TASK DETAILS: Go through the records and extract every line with the word "content".
════════════════
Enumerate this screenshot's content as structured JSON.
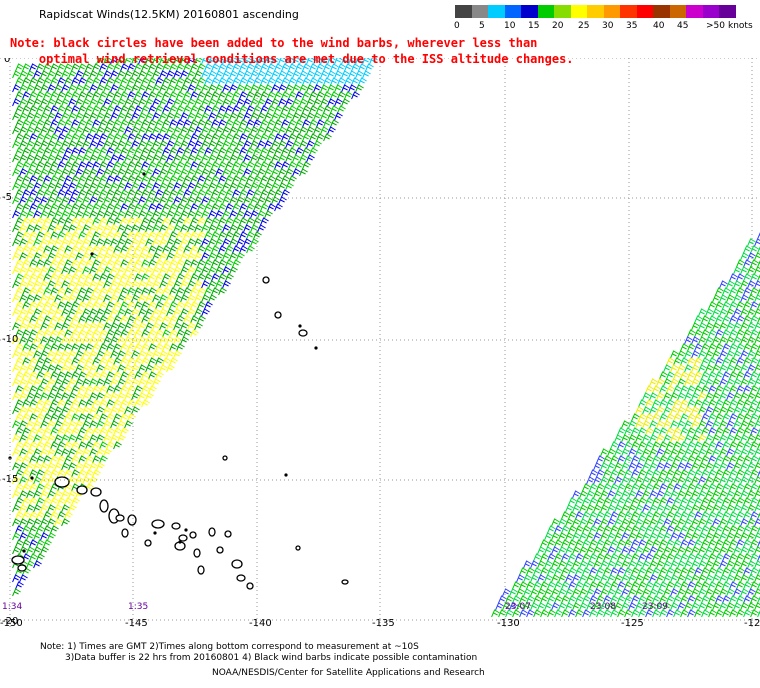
{
  "title": "Rapidscat Winds(12.5KM) 20160801 ascending",
  "note": {
    "line1": "Note: black circles have been added to the wind barbs, wherever less than",
    "line2": "    optimal wind retrieval conditions are met due to the ISS altitude changes."
  },
  "colorbar": {
    "colors": [
      "#444444",
      "#888888",
      "#00ccff",
      "#0066ff",
      "#0000cc",
      "#00cc00",
      "#88dd00",
      "#ffff00",
      "#ffcc00",
      "#ff9900",
      "#ff3300",
      "#ff0000",
      "#993300",
      "#cc6600",
      "#cc00cc",
      "#9900cc",
      "#660099"
    ],
    "labels": [
      "0",
      "5",
      "10",
      "15",
      "20",
      "25",
      "30",
      "35",
      "40",
      "45",
      ">50",
      "knots"
    ]
  },
  "map": {
    "lon_ticks": [
      "-150",
      "-145",
      "-140",
      "-135",
      "-130",
      "-125",
      "-12"
    ],
    "lat_ticks": [
      "0",
      "-5",
      "-10",
      "-15",
      "-20"
    ],
    "time_labels": [
      "1:34",
      "1:35",
      "23:07",
      "23:08",
      "23:09"
    ],
    "barb_colors": [
      "#00cc00",
      "#0000ee",
      "#ffff00",
      "#00aa00",
      "#3344ff",
      "#00dd44",
      "#eeee00"
    ],
    "grid_color": "#999999"
  },
  "footer": {
    "line1": "Note: 1) Times are GMT 2)Times along bottom correspond to measurement at ~10S",
    "line2": "3)Data buffer is 22 hrs from 20160801 4) Black wind barbs indicate possible contamination",
    "line3": "NOAA/NESDIS/Center for Satellite Applications and Research"
  }
}
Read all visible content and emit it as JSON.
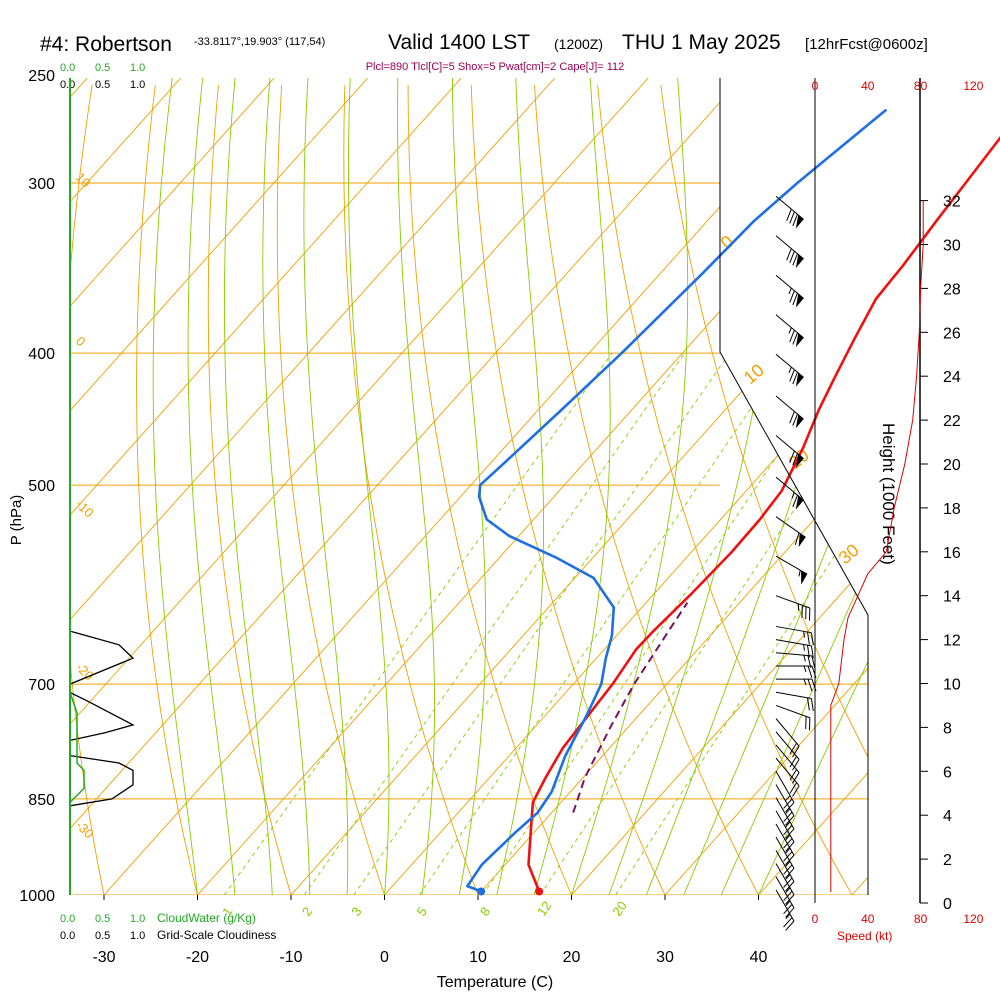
{
  "header": {
    "station": "#4: Robertson",
    "coords": "-33.8117°,19.903° (117,54)",
    "valid": "Valid 1400 LST",
    "zulu": "(1200Z)",
    "date": "THU 1 May 2025",
    "forecast": "[12hrFcst@0600z]",
    "indices": "Plcl=890 Tlcl[C]=5 Shox=5 Pwat[cm]=2 Cape[J]= 112"
  },
  "colors": {
    "temperature": "#ee1111",
    "dewpoint": "#1e6fe0",
    "parcel": "#7a1060",
    "isotherm_dry": "#f0a000",
    "moist_adiabat": "#88cc00",
    "mixing_ratio": "#88cc00",
    "cloudwater": "#22aa22",
    "speed": "#dd0000",
    "index_text": "#990055"
  },
  "labels": {
    "cloudwater_title": "CloudWater (g/Kg)",
    "cloudiness_title": "Grid-Scale Cloudiness",
    "speed_title": "Speed (kt)",
    "height_title": "Height (1000 Feet)",
    "ylabel": "P (hPa)",
    "xlabel": "Temperature (C)",
    "scale_ticks": [
      "0.0",
      "0.5",
      "1.0"
    ]
  },
  "chart_data": {
    "type": "line",
    "title": "#4: Robertson  Valid 1400 LST (1200Z) THU 1 May 2025 [12hrFcst@0600z]",
    "xlabel": "Temperature (C)",
    "ylabel": "P (hPa)",
    "x_ticks": [
      -30,
      -20,
      -10,
      0,
      10,
      20,
      30,
      40
    ],
    "p_ticks": [
      250,
      300,
      400,
      500,
      700,
      850,
      1000
    ],
    "height_ticks": [
      0,
      2,
      4,
      6,
      8,
      10,
      12,
      14,
      16,
      18,
      20,
      22,
      24,
      26,
      28,
      30,
      32
    ],
    "speed_ticks": [
      0,
      40,
      80,
      120
    ],
    "mixing_ratio_labels": [
      "1",
      "2",
      "3",
      "5",
      "8",
      "12",
      "20"
    ],
    "isotherm_labels": [
      "10",
      "0",
      "-10",
      "-20",
      "-30"
    ],
    "adiabat_labels": [
      "0",
      "10",
      "20",
      "30"
    ],
    "series": [
      {
        "name": "Temperature",
        "points": [
          [
            16.2,
            994
          ],
          [
            12.5,
            950
          ],
          [
            8.5,
            880
          ],
          [
            7,
            855
          ],
          [
            6,
            820
          ],
          [
            5,
            780
          ],
          [
            4.2,
            700
          ],
          [
            3.4,
            660
          ],
          [
            3.5,
            640
          ],
          [
            4,
            600
          ],
          [
            4.3,
            560
          ],
          [
            4.2,
            530
          ],
          [
            3.8,
            505
          ],
          [
            2,
            470
          ],
          [
            0,
            440
          ],
          [
            -1.5,
            415
          ],
          [
            -3,
            390
          ],
          [
            -4.5,
            365
          ],
          [
            -4.8,
            345
          ],
          [
            -5.5,
            320
          ],
          [
            -6,
            300
          ],
          [
            -7,
            265
          ]
        ]
      },
      {
        "name": "Dewpoint",
        "points": [
          [
            10,
            994
          ],
          [
            8,
            985
          ],
          [
            7.5,
            950
          ],
          [
            8,
            900
          ],
          [
            8.5,
            870
          ],
          [
            8,
            840
          ],
          [
            6,
            790
          ],
          [
            4.5,
            740
          ],
          [
            3,
            700
          ],
          [
            1,
            670
          ],
          [
            -0.5,
            645
          ],
          [
            -3,
            615
          ],
          [
            -8,
            585
          ],
          [
            -14,
            565
          ],
          [
            -21,
            545
          ],
          [
            -25,
            530
          ],
          [
            -28,
            510
          ],
          [
            -29,
            500
          ],
          [
            -28.5,
            480
          ],
          [
            -27.5,
            440
          ],
          [
            -26.5,
            400
          ],
          [
            -25.5,
            350
          ],
          [
            -25,
            320
          ],
          [
            -24,
            300
          ],
          [
            -21.5,
            265
          ]
        ]
      },
      {
        "name": "Parcel",
        "points": [
          [
            12.3,
            870
          ],
          [
            10.2,
            820
          ],
          [
            8,
            750
          ],
          [
            6.5,
            700
          ],
          [
            5.6,
            660
          ],
          [
            5,
            635
          ],
          [
            4.4,
            610
          ]
        ]
      }
    ],
    "cloudiness": [
      [
        0,
        640
      ],
      [
        0.35,
        655
      ],
      [
        0.45,
        670
      ],
      [
        0,
        700
      ],
      [
        0,
        710
      ],
      [
        0.12,
        720
      ],
      [
        0.45,
        750
      ],
      [
        0.25,
        760
      ],
      [
        0,
        770
      ],
      [
        0,
        790
      ],
      [
        0.35,
        800
      ],
      [
        0.45,
        810
      ],
      [
        0.45,
        830
      ],
      [
        0.3,
        850
      ],
      [
        0,
        860
      ]
    ],
    "cloudwater": [
      [
        0,
        710
      ],
      [
        0.05,
        735
      ],
      [
        0.05,
        760
      ],
      [
        0.05,
        800
      ],
      [
        0.1,
        810
      ],
      [
        0.1,
        835
      ],
      [
        0.05,
        845
      ],
      [
        0,
        855
      ]
    ],
    "wind_speed_kt": [
      [
        12,
        0.5
      ],
      [
        12,
        1
      ],
      [
        12,
        3
      ],
      [
        12,
        6
      ],
      [
        12,
        9
      ],
      [
        18,
        10
      ],
      [
        20,
        11
      ],
      [
        22,
        12
      ],
      [
        25,
        13
      ],
      [
        40,
        15
      ],
      [
        54,
        16
      ],
      [
        60,
        18
      ],
      [
        68,
        20
      ],
      [
        74,
        22
      ],
      [
        77,
        24
      ],
      [
        79,
        26
      ],
      [
        80,
        28
      ],
      [
        82,
        30
      ],
      [
        82,
        32
      ]
    ],
    "wind_barbs": [
      {
        "h": 0.6,
        "speed": 25,
        "dir": 150
      },
      {
        "h": 1.2,
        "speed": 25,
        "dir": 150
      },
      {
        "h": 1.8,
        "speed": 25,
        "dir": 150
      },
      {
        "h": 2.4,
        "speed": 25,
        "dir": 150
      },
      {
        "h": 3.0,
        "speed": 25,
        "dir": 150
      },
      {
        "h": 3.6,
        "speed": 25,
        "dir": 150
      },
      {
        "h": 4.2,
        "speed": 25,
        "dir": 150
      },
      {
        "h": 4.8,
        "speed": 25,
        "dir": 150
      },
      {
        "h": 5.4,
        "speed": 25,
        "dir": 150
      },
      {
        "h": 6.0,
        "speed": 25,
        "dir": 150
      },
      {
        "h": 6.6,
        "speed": 20,
        "dir": 140
      },
      {
        "h": 7.2,
        "speed": 20,
        "dir": 140
      },
      {
        "h": 7.8,
        "speed": 20,
        "dir": 140
      },
      {
        "h": 8.4,
        "speed": 20,
        "dir": 140
      },
      {
        "h": 9.0,
        "speed": 20,
        "dir": 110
      },
      {
        "h": 9.6,
        "speed": 20,
        "dir": 100
      },
      {
        "h": 10.2,
        "speed": 25,
        "dir": 90
      },
      {
        "h": 10.8,
        "speed": 25,
        "dir": 90
      },
      {
        "h": 11.4,
        "speed": 25,
        "dir": 95
      },
      {
        "h": 12.0,
        "speed": 25,
        "dir": 100
      },
      {
        "h": 12.6,
        "speed": 25,
        "dir": 100
      },
      {
        "h": 14.0,
        "speed": 35,
        "dir": 110
      },
      {
        "h": 15.8,
        "speed": 55,
        "dir": 120
      },
      {
        "h": 17.6,
        "speed": 60,
        "dir": 125
      },
      {
        "h": 19.4,
        "speed": 65,
        "dir": 130
      },
      {
        "h": 21.3,
        "speed": 70,
        "dir": 130
      },
      {
        "h": 23.1,
        "speed": 70,
        "dir": 130
      },
      {
        "h": 25.0,
        "speed": 75,
        "dir": 130
      },
      {
        "h": 26.8,
        "speed": 75,
        "dir": 130
      },
      {
        "h": 28.6,
        "speed": 75,
        "dir": 130
      },
      {
        "h": 30.4,
        "speed": 80,
        "dir": 130
      },
      {
        "h": 32.2,
        "speed": 80,
        "dir": 130
      }
    ]
  }
}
════════════════
THE RESPONSE:
Enumerate this screenshot's content as structured JSON.
Read all visible content and emit it as JSON.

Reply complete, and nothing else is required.